TEXT SEGMENT:
** BEGIN **
If the great Scott Fitzgerald were to have walked into the grand plenary hall of the Durban climate conference in 2011 to announce once again, “show me a hero and I will write you a tragedy,” all fingers would have pointed to the tiny Indian contingent in the room. There, Fitzgerald would have caught a glimpse of the feisty Jayanthi Natarajan, Union Minister for Environment and Forests, holding the fort against attempts by developed countries to impose binding emission cuts on the global South. The “greatest tragedy of all time,” Ms Natarajan would herself acknowledge, would be for negotiators to abandon the principles of equity and Common But Differentiated Responsibilities (CBDR). Two years later, this tragedy is imminent — only India’s heroism remains.

The first signs of this tragic denouement were visible a few minutes after the Durban plenary closed. Negotiators from the European Union, the United States and the BASIC (Brazil, South Africa, India and China) countries simply huddled together and struck a deal to negotiate an international agreement with legal force on, inter alia, emission cuts by 2015. In this arrangement, known now as the ‘Durban Platform,’ equity and CBDR principles struggled to find relevance. India somehow claimed victory in helping resuscitate the Kyoto Protocol — a treaty rendered worthless without its engagement with the world’s largest carbon emitters, China and the U.S. Throw in a vacuous institution like the Green Climate Fund to save face, and India’s message was clear: we will live to fight another day.

That day is nowhere near the horizon. What is, though, is a perfect storm of international and domestic politics that threatens not only to produce an agreement which fails the imperative to tackle climate change, but also derail India’s core concerns in the process.

‘U.S. intransigence'

The news from Bonn, where U.N. climate negotiators met last month to flesh out details of the 2015 agreement, is not reassuring. The U.S. has proposed a mechanism by which countries define their own “contribution” to emission cuts. Once such contributions have been agreed upon nationally, a peer review mechanism could be put in place for monitoring and compliance. The U.S. submission, which Washington claims is driven by ‘realistic’ expectations, is nothing new. In fact, the narrative of “contributions” takes two steps backward from the language of “commitments” that the Durban platform recognises. Even within this minimalist framework, the U.S. has audaciously called for an agreement that lends “flexibility” to countries to “update their contributions.”
** END **
INSTRUCTION 1: According to the text on the climate talks, what makes the Kyoto Protocol worthless even though India claimed a win in reviving it?

SUPPLIED ENTRIES:
** BEGIN **
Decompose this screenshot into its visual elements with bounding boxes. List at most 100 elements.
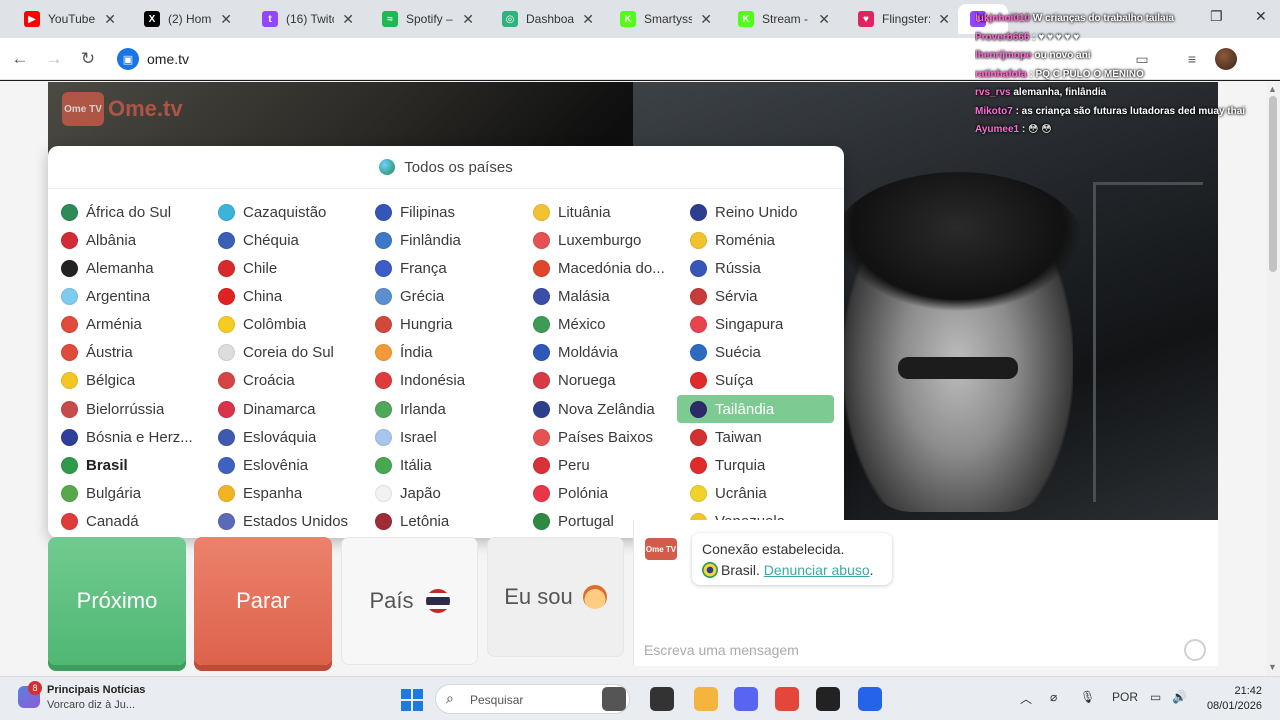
display-icon[interactable]: ▭ (1150, 690, 1161, 704)
country-option[interactable]: África do Sul (48, 198, 205, 226)
country-option[interactable]: Países Baixos (520, 423, 677, 451)
browser-tab[interactable]: ≈ Spotify – W ✕ (370, 4, 482, 34)
scroll-up-icon[interactable]: ▲ (1268, 84, 1277, 94)
system-clock[interactable]: 21:42 08/01/2026 (1204, 684, 1262, 714)
country-option[interactable]: Arménia (48, 311, 205, 339)
country-option[interactable]: Reino Unido (677, 198, 834, 226)
country-option[interactable]: China (205, 282, 362, 310)
country-option[interactable]: Grécia (362, 282, 519, 310)
country-option[interactable]: Espanha (205, 479, 362, 507)
country-option[interactable]: Indonésia (362, 367, 519, 395)
country-option[interactable]: Alemanha (48, 254, 205, 282)
country-option[interactable]: Noruega (520, 367, 677, 395)
tray-overflow-icon[interactable]: ︿ (1020, 690, 1032, 707)
network-icon[interactable]: ⌀ (1050, 690, 1057, 704)
browser-tab[interactable]: t (16) Twitch ✕ (250, 4, 362, 34)
close-tab-icon[interactable]: ✕ (818, 11, 830, 28)
discord-icon[interactable] (734, 687, 758, 711)
back-icon[interactable]: ← (8, 47, 32, 71)
country-option[interactable]: Taiwan (677, 423, 834, 451)
country-option[interactable]: Hungria (362, 311, 519, 339)
news-title[interactable]: Principais Notícias (47, 684, 145, 696)
country-option[interactable]: Moldávia (520, 339, 677, 367)
country-option[interactable]: Suécia (677, 339, 834, 367)
country-option[interactable]: Bulgária (48, 479, 205, 507)
address-bar[interactable]: ome.tv (147, 51, 189, 67)
country-option[interactable]: Eslovênia (205, 451, 362, 479)
camera-app-icon[interactable] (602, 687, 626, 711)
country-option[interactable]: Chile (205, 254, 362, 282)
country-option[interactable]: Macedónia do... (520, 254, 677, 282)
language-indicator[interactable]: POR (1112, 690, 1138, 704)
close-tab-icon[interactable]: ✕ (220, 11, 232, 28)
browser-tab[interactable]: ◎ Dashboard ✕ (490, 4, 602, 34)
country-option[interactable]: Cazaquistão (205, 198, 362, 226)
country-option[interactable]: Canadá (48, 508, 205, 536)
all-countries-option[interactable]: Todos os países (48, 146, 844, 189)
country-option[interactable]: Japão (362, 479, 519, 507)
browser-tab[interactable]: X (2) Home ✕ (132, 4, 240, 34)
country-option[interactable]: Bélgica (48, 367, 205, 395)
report-abuse-link[interactable]: Denunciar abuso (764, 562, 870, 578)
country-option[interactable]: Irlanda (362, 395, 519, 423)
close-tab-icon[interactable]: ✕ (700, 11, 712, 28)
browser-tab[interactable]: K Smartyss ✕ (608, 4, 720, 34)
country-option[interactable]: Eslováquia (205, 423, 362, 451)
country-option[interactable]: Lituânia (520, 198, 677, 226)
country-option[interactable]: Filipinas (362, 198, 519, 226)
start-menu-icon[interactable] (401, 689, 423, 711)
country-option[interactable]: Bielorrússia (48, 395, 205, 423)
country-option[interactable]: Singapura (677, 311, 834, 339)
country-option[interactable]: Brasil (48, 451, 205, 479)
country-option[interactable]: Ucrânia (677, 479, 834, 507)
forward-icon[interactable]: → (42, 47, 66, 71)
app-blue-icon[interactable] (858, 687, 882, 711)
country-option[interactable]: Colômbia (205, 311, 362, 339)
country-option[interactable]: Sérvia (677, 282, 834, 310)
close-tab-icon[interactable]: ✕ (342, 11, 354, 28)
next-button[interactable]: Próximo (48, 537, 186, 665)
country-option[interactable]: Malásia (520, 282, 677, 310)
page-scrollbar[interactable]: ▲ ▼ (1266, 82, 1280, 676)
country-option[interactable]: Chéquia (205, 226, 362, 254)
country-option[interactable]: Itália (362, 451, 519, 479)
country-option[interactable]: França (362, 254, 519, 282)
country-option[interactable]: Israel (362, 423, 519, 451)
emoji-picker-icon[interactable] (1184, 639, 1206, 661)
country-option[interactable]: Tailândia (677, 394, 834, 424)
country-option[interactable]: Estados Unidos (205, 508, 362, 536)
microphone-icon[interactable]: 🎙 (1080, 690, 1095, 704)
browser-tab[interactable]: ▶ YouTube ✕ (12, 4, 124, 34)
country-option[interactable]: Peru (520, 451, 677, 479)
taskbar-search[interactable]: ⌕ Pesquisar (435, 684, 630, 714)
country-option[interactable]: Roménia (677, 226, 834, 254)
file-explorer-icon[interactable] (694, 687, 718, 711)
news-subtitle[interactable]: Vorcaro diz à Ju... (47, 699, 135, 711)
reload-icon[interactable]: ↻ (76, 47, 100, 71)
stop-button[interactable]: Parar (194, 537, 332, 665)
close-tab-icon[interactable]: ✕ (582, 11, 594, 28)
country-option[interactable]: México (520, 311, 677, 339)
i-am-button[interactable]: Eu sou (487, 537, 624, 657)
close-tab-icon[interactable]: ✕ (462, 11, 474, 28)
terminal-app-icon[interactable] (650, 687, 674, 711)
country-option[interactable]: Turquia (677, 451, 834, 479)
country-option[interactable]: Finlândia (362, 226, 519, 254)
country-option[interactable]: Luxemburgo (520, 226, 677, 254)
scrollbar-thumb[interactable] (1269, 96, 1277, 272)
country-option[interactable]: Albânia (48, 226, 205, 254)
chrome-icon[interactable] (775, 687, 799, 711)
volume-icon[interactable]: 🔊 (1172, 690, 1187, 704)
country-option[interactable]: Bósnia e Herz... (48, 423, 205, 451)
country-option[interactable]: Suíça (677, 367, 834, 395)
browser-tab[interactable]: ♥ Flingster: F ✕ (846, 4, 958, 34)
browser-tab[interactable]: K Stream - K ✕ (726, 4, 838, 34)
country-option[interactable]: Nova Zelândia (520, 395, 677, 423)
country-option[interactable]: Coreia do Sul (205, 339, 362, 367)
site-info-icon[interactable]: ▣ (117, 48, 139, 70)
country-option[interactable]: Áustria (48, 339, 205, 367)
country-option[interactable]: Letônia (362, 508, 519, 536)
obs-icon[interactable] (816, 687, 840, 711)
message-input[interactable]: Escreva uma mensagem (644, 642, 799, 658)
country-option[interactable]: Rússia (677, 254, 834, 282)
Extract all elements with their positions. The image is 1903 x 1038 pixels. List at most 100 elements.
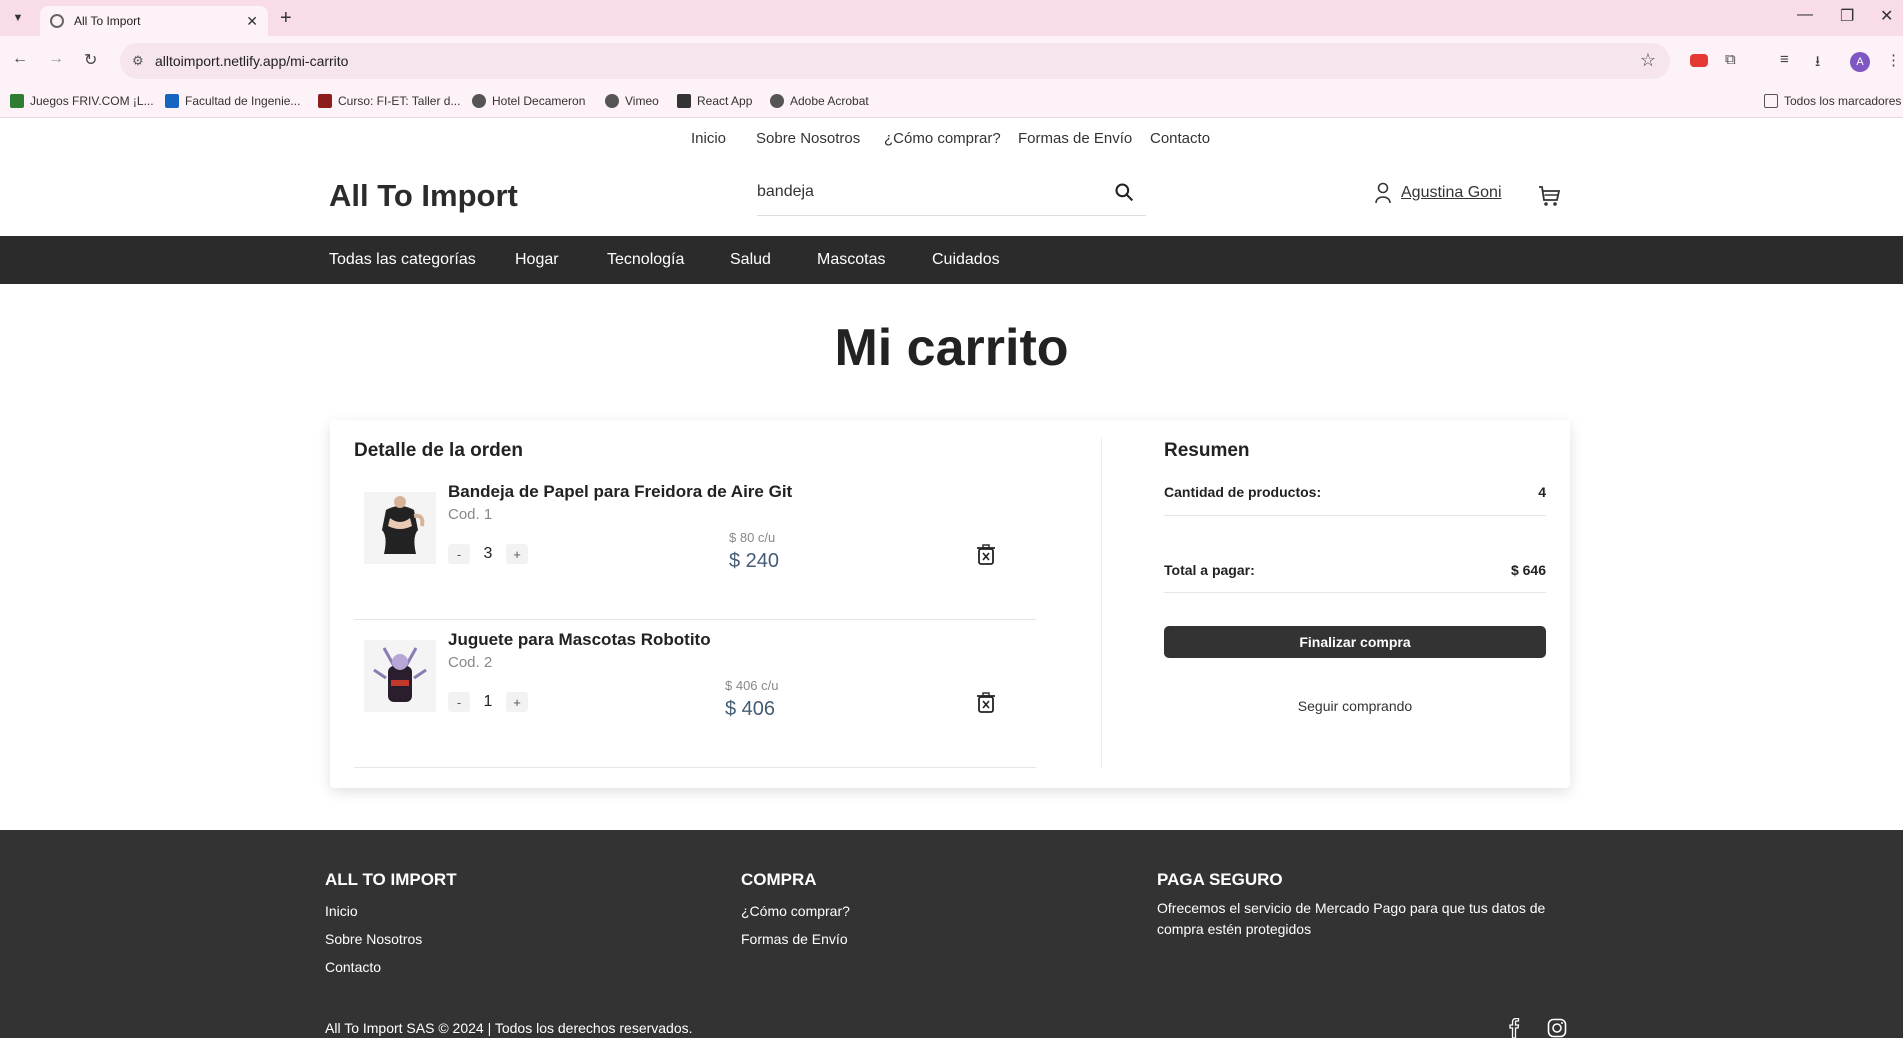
quantity-stepper: - 1 + xyxy=(448,692,528,712)
bookmark-item[interactable]: React App xyxy=(677,94,752,108)
globe-icon xyxy=(472,94,486,108)
category-salud[interactable]: Salud xyxy=(730,251,771,269)
bookmark-item[interactable]: Vimeo xyxy=(605,94,659,108)
nav-link-sobre-nosotros[interactable]: Sobre Nosotros xyxy=(756,130,860,147)
product-name[interactable]: Juguete para Mascotas Robotito xyxy=(448,630,711,650)
tab-search-icon[interactable]: ▼ xyxy=(8,8,28,28)
trash-icon[interactable] xyxy=(976,544,996,566)
folder-icon xyxy=(1764,94,1778,108)
order-detail-title: Detalle de la orden xyxy=(354,440,523,461)
minimize-icon[interactable]: — xyxy=(1797,6,1813,24)
trash-icon[interactable] xyxy=(976,692,996,714)
bookmark-item[interactable]: Facultad de Ingenie... xyxy=(165,94,300,108)
back-icon[interactable]: ← xyxy=(12,50,28,68)
site-info-icon[interactable]: ⚙ xyxy=(132,53,144,69)
instagram-icon[interactable] xyxy=(1547,1018,1567,1038)
product-image xyxy=(364,640,436,712)
product-image xyxy=(364,492,436,564)
nav-link-inicio[interactable]: Inicio xyxy=(691,130,726,147)
footer-link-como-comprar[interactable]: ¿Cómo comprar? xyxy=(741,903,850,919)
footer-brand-title: ALL TO IMPORT xyxy=(325,870,457,889)
search-icon[interactable] xyxy=(1114,182,1134,202)
column-divider xyxy=(1101,438,1102,768)
globe-icon xyxy=(770,94,784,108)
bookmark-item[interactable]: Hotel Decameron xyxy=(472,94,585,108)
nav-link-como-comprar[interactable]: ¿Cómo comprar? xyxy=(884,130,1001,147)
product-name[interactable]: Bandeja de Papel para Freidora de Aire G… xyxy=(448,482,792,502)
extensions-icon[interactable]: ⧉ xyxy=(1725,51,1736,68)
quantity-total: 4 xyxy=(1538,484,1546,500)
summary-quantity-row: Cantidad de productos: 4 xyxy=(1164,484,1546,500)
profile-avatar[interactable]: A xyxy=(1850,52,1870,72)
shield-icon xyxy=(165,94,179,108)
reload-icon[interactable]: ↻ xyxy=(84,50,97,70)
product-code: Cod. 2 xyxy=(448,654,493,671)
total-label: Total a pagar: xyxy=(1164,562,1255,578)
browser-menu-icon[interactable]: ⋮ xyxy=(1886,51,1901,69)
omnibox[interactable]: ⚙ alltoimport.netlify.app/mi-carrito ☆ xyxy=(120,43,1670,79)
finish-purchase-button[interactable]: Finalizar compra xyxy=(1164,626,1546,658)
category-todas[interactable]: Todas las categorías xyxy=(329,251,476,269)
user-name-link[interactable]: Agustina Goni xyxy=(1401,184,1502,202)
browser-tab-strip: ▼ All To Import ✕ + — ❐ ✕ xyxy=(0,0,1903,36)
close-window-icon[interactable]: ✕ xyxy=(1880,6,1893,26)
increase-button[interactable]: + xyxy=(506,544,528,564)
tab-title: All To Import xyxy=(74,14,141,28)
footer-link-formas-envio[interactable]: Formas de Envío xyxy=(741,931,848,947)
facebook-icon[interactable] xyxy=(1504,1018,1524,1038)
top-navigation: Inicio Sobre Nosotros ¿Cómo comprar? For… xyxy=(0,118,1903,158)
address-bar-row: ← → ↻ ⚙ alltoimport.netlify.app/mi-carri… xyxy=(0,36,1903,86)
close-tab-icon[interactable]: ✕ xyxy=(246,13,258,30)
category-bar: Todas las categorías Hogar Tecnología Sa… xyxy=(0,236,1903,284)
user-icon xyxy=(1375,182,1391,204)
new-tab-icon[interactable]: + xyxy=(280,7,292,30)
item-total: $ 406 xyxy=(725,698,776,720)
decrease-button[interactable]: - xyxy=(448,692,470,712)
browser-tab[interactable]: All To Import ✕ xyxy=(40,6,268,36)
user-account[interactable]: Agustina Goni xyxy=(1375,182,1502,204)
bookmark-item[interactable]: Adobe Acrobat xyxy=(770,94,869,108)
url-text[interactable]: alltoimport.netlify.app/mi-carrito xyxy=(155,53,348,69)
item-total: $ 240 xyxy=(729,550,780,572)
continue-shopping-link[interactable]: Seguir comprando xyxy=(1164,698,1546,714)
footer-link-inicio[interactable]: Inicio xyxy=(325,903,358,919)
footer-link-sobre-nosotros[interactable]: Sobre Nosotros xyxy=(325,931,422,947)
nav-link-contacto[interactable]: Contacto xyxy=(1150,130,1210,147)
media-icon[interactable]: ≡ xyxy=(1780,51,1789,68)
summary-divider xyxy=(1164,515,1546,516)
search-input[interactable] xyxy=(757,172,1097,212)
site-footer: ALL TO IMPORT Inicio Sobre Nosotros Cont… xyxy=(0,830,1903,1038)
increase-button[interactable]: + xyxy=(506,692,528,712)
cart-icon[interactable] xyxy=(1537,184,1561,208)
globe-icon xyxy=(605,94,619,108)
cart-item: Juguete para Mascotas Robotito Cod. 2 - … xyxy=(354,620,1036,768)
category-mascotas[interactable]: Mascotas xyxy=(817,251,885,269)
graduation-cap-icon xyxy=(318,94,332,108)
nav-link-formas-envio[interactable]: Formas de Envío xyxy=(1018,130,1132,147)
all-bookmarks[interactable]: Todos los marcadores xyxy=(1764,94,1901,108)
category-hogar[interactable]: Hogar xyxy=(515,251,559,269)
download-icon[interactable]: ⭳ xyxy=(1815,51,1820,76)
friv-icon xyxy=(10,94,24,108)
youtube-extension-icon[interactable] xyxy=(1690,54,1708,67)
restore-icon[interactable]: ❐ xyxy=(1840,6,1854,26)
site-logo[interactable]: All To Import xyxy=(329,178,518,214)
copyright: All To Import SAS © 2024 | Todos los der… xyxy=(325,1020,693,1036)
footer-secure-text: Ofrecemos el servicio de Mercado Pago pa… xyxy=(1157,900,1546,916)
cart-card: Detalle de la orden Bandeja de Papel par… xyxy=(330,420,1570,788)
footer-link-contacto[interactable]: Contacto xyxy=(325,959,381,975)
unit-price: $ 80 c/u xyxy=(729,530,776,545)
total-amount: $ 646 xyxy=(1510,562,1546,578)
bookmark-star-icon[interactable]: ☆ xyxy=(1640,50,1656,71)
category-tecnologia[interactable]: Tecnología xyxy=(607,251,684,269)
footer-secure-title: PAGA SEGURO xyxy=(1157,870,1283,889)
category-cuidados[interactable]: Cuidados xyxy=(932,251,1000,269)
summary-divider xyxy=(1164,592,1546,593)
decrease-button[interactable]: - xyxy=(448,544,470,564)
bookmark-item[interactable]: Curso: FI-ET: Taller d... xyxy=(318,94,460,108)
summary-title: Resumen xyxy=(1164,440,1250,461)
footer-secure-text: compra estén protegidos xyxy=(1157,921,1312,937)
unit-price: $ 406 c/u xyxy=(725,678,779,693)
bookmark-item[interactable]: Juegos FRIV.COM ¡L... xyxy=(10,94,154,108)
forward-icon[interactable]: → xyxy=(48,50,64,68)
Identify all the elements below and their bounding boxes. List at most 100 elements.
** END **
INSTRUCTION 2: Repeat lines from the entries, beginning at the line that contains "quantity-stepper: - 1" and stopping after the line that contains "tab-search-icon[interactable]: ▼ xyxy=(8,8,28,28)".

EXPECTED OUTPUT 1: The text calls the Kyoto Protocol worthless because it lacks any engagement with the world's two largest carbon emitters, China and the U.S.

EXPECTED OUTPUT 2:
quantity-stepper: - 1 + xyxy=(448,692,528,712)
bookmark-item[interactable]: React App xyxy=(677,94,752,108)
globe-icon xyxy=(472,94,486,108)
category-salud[interactable]: Salud xyxy=(730,251,771,269)
bookmark-item[interactable]: Vimeo xyxy=(605,94,659,108)
nav-link-sobre-nosotros[interactable]: Sobre Nosotros xyxy=(756,130,860,147)
product-name[interactable]: Juguete para Mascotas Robotito xyxy=(448,630,711,650)
tab-search-icon[interactable]: ▼ xyxy=(8,8,28,28)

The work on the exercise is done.